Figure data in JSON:
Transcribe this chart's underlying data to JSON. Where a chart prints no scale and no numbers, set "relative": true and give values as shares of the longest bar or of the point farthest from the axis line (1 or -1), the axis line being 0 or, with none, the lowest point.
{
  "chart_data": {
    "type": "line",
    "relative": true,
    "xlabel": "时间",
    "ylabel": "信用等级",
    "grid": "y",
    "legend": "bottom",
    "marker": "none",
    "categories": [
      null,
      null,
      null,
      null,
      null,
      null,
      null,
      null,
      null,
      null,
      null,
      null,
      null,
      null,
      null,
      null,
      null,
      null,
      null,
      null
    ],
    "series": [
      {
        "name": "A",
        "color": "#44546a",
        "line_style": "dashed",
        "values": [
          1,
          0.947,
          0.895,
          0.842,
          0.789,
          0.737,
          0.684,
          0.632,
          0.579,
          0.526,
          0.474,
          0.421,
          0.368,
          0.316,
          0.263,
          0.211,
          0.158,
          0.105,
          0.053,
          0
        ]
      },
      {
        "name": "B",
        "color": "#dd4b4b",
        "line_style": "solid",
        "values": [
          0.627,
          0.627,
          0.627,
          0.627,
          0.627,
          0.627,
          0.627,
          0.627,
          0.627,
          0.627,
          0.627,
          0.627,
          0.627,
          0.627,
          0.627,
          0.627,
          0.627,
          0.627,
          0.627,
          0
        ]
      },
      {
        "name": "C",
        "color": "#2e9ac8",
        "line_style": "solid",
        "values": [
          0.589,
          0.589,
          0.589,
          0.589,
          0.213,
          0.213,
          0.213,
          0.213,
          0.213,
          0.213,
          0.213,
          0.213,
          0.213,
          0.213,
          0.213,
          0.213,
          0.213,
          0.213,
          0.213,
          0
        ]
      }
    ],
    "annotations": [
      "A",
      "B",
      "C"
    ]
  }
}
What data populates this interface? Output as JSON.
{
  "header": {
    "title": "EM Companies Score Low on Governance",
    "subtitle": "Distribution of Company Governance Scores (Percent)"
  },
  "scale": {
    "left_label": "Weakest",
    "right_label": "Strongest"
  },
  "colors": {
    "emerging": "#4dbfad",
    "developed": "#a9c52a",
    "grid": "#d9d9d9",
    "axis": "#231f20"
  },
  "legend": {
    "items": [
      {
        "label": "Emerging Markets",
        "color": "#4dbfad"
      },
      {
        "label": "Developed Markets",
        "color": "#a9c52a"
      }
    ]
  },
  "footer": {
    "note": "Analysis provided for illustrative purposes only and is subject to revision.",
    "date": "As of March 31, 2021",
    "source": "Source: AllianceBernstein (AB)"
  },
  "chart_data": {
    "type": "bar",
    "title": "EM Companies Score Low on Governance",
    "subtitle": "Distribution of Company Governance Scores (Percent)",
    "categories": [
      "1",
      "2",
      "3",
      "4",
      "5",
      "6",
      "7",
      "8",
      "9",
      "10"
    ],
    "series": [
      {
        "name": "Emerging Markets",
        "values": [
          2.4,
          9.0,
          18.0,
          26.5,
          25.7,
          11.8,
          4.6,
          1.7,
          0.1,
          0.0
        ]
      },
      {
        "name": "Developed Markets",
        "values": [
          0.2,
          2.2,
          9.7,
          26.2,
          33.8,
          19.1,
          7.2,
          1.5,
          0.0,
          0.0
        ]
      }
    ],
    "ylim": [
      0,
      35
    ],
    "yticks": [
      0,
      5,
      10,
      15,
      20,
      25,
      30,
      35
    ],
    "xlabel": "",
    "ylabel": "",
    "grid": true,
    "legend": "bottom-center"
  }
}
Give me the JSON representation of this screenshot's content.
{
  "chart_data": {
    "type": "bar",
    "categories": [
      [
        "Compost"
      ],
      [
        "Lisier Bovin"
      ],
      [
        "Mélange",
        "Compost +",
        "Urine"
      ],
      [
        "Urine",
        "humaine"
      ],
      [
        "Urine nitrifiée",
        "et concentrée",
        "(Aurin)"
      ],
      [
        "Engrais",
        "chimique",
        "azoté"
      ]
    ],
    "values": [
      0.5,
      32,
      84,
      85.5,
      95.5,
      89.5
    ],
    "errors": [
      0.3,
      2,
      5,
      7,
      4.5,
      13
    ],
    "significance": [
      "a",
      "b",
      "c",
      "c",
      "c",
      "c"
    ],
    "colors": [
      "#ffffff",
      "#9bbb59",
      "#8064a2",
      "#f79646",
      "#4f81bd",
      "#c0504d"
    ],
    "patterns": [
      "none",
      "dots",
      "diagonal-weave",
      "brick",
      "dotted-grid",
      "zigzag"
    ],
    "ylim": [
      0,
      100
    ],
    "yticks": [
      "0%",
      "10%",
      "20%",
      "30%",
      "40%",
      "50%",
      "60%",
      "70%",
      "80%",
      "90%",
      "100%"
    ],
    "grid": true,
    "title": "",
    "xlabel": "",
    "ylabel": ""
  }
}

- _Exercise instructions_:
Report how many lines of the preceding records include "this". Output the number only.

- _Exercise output_:
3